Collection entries
+-------+

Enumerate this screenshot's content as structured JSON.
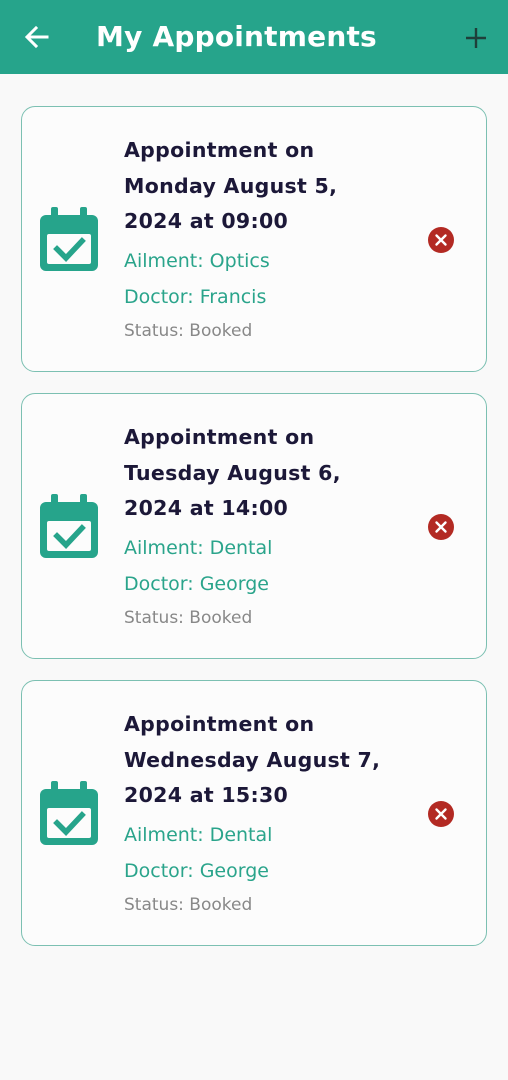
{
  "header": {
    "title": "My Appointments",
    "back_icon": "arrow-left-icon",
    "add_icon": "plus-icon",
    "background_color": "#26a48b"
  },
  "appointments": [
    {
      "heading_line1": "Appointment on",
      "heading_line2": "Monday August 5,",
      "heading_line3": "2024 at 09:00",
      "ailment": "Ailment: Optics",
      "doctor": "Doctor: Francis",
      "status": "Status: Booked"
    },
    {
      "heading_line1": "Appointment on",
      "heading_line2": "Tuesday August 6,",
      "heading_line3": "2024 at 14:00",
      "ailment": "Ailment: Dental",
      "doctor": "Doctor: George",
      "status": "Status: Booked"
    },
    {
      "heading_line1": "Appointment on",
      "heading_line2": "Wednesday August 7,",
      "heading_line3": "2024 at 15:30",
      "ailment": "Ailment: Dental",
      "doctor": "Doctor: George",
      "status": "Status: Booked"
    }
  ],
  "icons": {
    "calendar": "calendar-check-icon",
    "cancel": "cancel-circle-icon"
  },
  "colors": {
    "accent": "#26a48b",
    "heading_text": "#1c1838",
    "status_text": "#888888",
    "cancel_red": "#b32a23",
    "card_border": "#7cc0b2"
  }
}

+-------+

## What the task requires
Take the data above and repeat it exactly, leaving each picture out.

## Task response
Enumerate this screenshot's content as structured JSON.
{
  "header": {
    "title": "My Appointments",
    "back_icon": "arrow-left-icon",
    "add_icon": "plus-icon",
    "background_color": "#26a48b"
  },
  "appointments": [
    {
      "heading_line1": "Appointment on",
      "heading_line2": "Monday August 5,",
      "heading_line3": "2024 at 09:00",
      "ailment": "Ailment: Optics",
      "doctor": "Doctor: Francis",
      "status": "Status: Booked"
    },
    {
      "heading_line1": "Appointment on",
      "heading_line2": "Tuesday August 6,",
      "heading_line3": "2024 at 14:00",
      "ailment": "Ailment: Dental",
      "doctor": "Doctor: George",
      "status": "Status: Booked"
    },
    {
      "heading_line1": "Appointment on",
      "heading_line2": "Wednesday August 7,",
      "heading_line3": "2024 at 15:30",
      "ailment": "Ailment: Dental",
      "doctor": "Doctor: George",
      "status": "Status: Booked"
    }
  ],
  "icons": {
    "calendar": "calendar-check-icon",
    "cancel": "cancel-circle-icon"
  },
  "colors": {
    "accent": "#26a48b",
    "heading_text": "#1c1838",
    "status_text": "#888888",
    "cancel_red": "#b32a23",
    "card_border": "#7cc0b2"
  }
}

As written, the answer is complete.